Repeat verbatim the lines of the data below, beginning with the line containing "Extract the structured" and continuing to the end.

» **EXERCISE DATA**

________________________________________

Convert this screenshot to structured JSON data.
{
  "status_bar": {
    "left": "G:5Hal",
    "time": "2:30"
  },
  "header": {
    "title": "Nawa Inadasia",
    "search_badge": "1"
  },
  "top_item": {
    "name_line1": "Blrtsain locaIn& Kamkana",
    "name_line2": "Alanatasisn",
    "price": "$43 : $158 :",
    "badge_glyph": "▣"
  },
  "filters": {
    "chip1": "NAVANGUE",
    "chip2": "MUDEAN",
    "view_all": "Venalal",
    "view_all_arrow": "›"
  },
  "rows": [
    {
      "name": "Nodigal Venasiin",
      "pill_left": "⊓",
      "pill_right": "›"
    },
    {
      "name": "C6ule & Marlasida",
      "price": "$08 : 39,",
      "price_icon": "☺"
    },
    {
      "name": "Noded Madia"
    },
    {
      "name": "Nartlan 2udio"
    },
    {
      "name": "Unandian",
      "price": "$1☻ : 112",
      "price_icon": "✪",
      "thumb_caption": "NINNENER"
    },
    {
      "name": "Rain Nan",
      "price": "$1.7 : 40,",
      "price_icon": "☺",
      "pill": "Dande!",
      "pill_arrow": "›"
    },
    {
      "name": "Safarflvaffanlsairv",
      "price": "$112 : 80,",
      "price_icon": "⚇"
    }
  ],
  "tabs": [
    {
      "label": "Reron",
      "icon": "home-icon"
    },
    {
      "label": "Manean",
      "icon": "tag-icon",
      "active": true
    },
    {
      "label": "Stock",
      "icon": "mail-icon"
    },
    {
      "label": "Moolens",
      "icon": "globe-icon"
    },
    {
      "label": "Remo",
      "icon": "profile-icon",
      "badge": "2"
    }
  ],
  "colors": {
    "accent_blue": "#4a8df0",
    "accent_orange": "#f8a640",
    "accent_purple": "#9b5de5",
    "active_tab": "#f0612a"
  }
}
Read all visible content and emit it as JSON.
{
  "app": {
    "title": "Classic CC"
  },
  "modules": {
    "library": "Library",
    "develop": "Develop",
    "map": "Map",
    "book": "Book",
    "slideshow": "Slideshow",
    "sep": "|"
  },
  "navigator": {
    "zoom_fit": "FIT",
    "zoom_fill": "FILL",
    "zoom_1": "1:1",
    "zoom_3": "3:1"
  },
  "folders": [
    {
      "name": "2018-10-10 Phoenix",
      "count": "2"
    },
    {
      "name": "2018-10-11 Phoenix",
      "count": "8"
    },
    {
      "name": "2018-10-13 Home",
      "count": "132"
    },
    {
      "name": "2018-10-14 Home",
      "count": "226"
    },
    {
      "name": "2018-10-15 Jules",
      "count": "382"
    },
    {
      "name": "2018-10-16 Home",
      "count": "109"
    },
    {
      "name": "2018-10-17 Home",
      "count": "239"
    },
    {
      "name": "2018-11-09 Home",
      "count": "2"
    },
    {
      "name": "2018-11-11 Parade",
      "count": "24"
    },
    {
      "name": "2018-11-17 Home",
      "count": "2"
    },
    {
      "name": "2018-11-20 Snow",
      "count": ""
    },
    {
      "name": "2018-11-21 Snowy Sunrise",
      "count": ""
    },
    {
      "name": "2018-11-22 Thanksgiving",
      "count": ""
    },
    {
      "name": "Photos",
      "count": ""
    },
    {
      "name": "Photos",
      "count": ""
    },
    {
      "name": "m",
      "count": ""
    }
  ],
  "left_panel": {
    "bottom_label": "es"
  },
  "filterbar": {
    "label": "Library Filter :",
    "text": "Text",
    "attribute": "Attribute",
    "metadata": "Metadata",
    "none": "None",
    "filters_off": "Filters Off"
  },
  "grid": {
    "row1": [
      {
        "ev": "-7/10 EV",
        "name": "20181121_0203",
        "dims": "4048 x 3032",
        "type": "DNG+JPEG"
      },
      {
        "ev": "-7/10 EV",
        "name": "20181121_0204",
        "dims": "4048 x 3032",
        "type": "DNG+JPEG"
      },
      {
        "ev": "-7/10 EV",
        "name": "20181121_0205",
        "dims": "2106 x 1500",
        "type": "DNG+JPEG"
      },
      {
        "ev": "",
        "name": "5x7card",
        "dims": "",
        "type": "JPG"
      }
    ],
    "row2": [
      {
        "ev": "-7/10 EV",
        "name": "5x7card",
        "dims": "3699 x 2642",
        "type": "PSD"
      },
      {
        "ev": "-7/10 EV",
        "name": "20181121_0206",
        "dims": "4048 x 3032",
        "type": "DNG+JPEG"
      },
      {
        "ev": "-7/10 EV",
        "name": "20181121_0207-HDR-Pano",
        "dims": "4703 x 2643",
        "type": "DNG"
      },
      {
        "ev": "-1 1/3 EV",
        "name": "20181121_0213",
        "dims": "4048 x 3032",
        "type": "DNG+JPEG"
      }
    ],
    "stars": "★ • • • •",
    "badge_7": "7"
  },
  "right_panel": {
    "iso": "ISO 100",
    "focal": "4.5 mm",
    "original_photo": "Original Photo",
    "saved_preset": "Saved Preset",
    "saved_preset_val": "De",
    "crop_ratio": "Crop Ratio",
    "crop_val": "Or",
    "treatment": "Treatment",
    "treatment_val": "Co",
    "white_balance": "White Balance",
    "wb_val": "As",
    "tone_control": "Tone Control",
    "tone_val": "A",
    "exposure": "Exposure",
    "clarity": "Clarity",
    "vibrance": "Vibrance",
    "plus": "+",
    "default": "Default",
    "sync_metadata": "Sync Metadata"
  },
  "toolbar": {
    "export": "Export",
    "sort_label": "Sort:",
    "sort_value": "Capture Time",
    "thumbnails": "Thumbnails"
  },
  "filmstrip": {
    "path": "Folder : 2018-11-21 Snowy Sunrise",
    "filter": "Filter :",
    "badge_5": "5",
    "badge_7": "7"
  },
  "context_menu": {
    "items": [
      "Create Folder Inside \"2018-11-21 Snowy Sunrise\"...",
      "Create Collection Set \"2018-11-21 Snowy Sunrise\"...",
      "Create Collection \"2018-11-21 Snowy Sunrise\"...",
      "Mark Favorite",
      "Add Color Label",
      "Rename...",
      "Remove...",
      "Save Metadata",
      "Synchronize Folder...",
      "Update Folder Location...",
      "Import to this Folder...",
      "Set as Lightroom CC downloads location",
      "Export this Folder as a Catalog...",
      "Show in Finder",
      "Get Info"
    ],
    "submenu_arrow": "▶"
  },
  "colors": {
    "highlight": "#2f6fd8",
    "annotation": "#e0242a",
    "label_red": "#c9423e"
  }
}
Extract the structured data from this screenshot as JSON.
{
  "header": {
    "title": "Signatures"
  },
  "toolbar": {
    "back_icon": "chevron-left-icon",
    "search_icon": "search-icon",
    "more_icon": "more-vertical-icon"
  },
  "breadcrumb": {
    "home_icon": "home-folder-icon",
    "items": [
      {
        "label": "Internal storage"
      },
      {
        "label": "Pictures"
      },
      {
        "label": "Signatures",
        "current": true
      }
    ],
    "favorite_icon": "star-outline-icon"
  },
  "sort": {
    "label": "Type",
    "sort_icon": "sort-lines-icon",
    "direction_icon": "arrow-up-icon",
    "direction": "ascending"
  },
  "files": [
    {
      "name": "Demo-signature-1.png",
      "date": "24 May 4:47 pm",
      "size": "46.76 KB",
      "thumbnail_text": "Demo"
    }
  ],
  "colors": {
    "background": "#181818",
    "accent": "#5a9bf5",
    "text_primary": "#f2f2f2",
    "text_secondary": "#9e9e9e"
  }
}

________________________________________

» **OUTPUT OF THE TASK**
Extract the structured data from this screenshot as JSON.
{
  "header": {
    "title": "Signatures"
  },
  "toolbar": {
    "back_icon": "chevron-left-icon",
    "search_icon": "search-icon",
    "more_icon": "more-vertical-icon"
  },
  "breadcrumb": {
    "home_icon": "home-folder-icon",
    "items": [
      {
        "label": "Internal storage"
      },
      {
        "label": "Pictures"
      },
      {
        "label": "Signatures",
        "current": true
      }
    ],
    "favorite_icon": "star-outline-icon"
  },
  "sort": {
    "label": "Type",
    "sort_icon": "sort-lines-icon",
    "direction_icon": "arrow-up-icon",
    "direction": "ascending"
  },
  "files": [
    {
      "name": "Demo-signature-1.png",
      "date": "24 May 4:47 pm",
      "size": "46.76 KB",
      "thumbnail_text": "Demo"
    }
  ],
  "colors": {
    "background": "#181818",
    "accent": "#5a9bf5",
    "text_primary": "#f2f2f2",
    "text_secondary": "#9e9e9e"
  }
}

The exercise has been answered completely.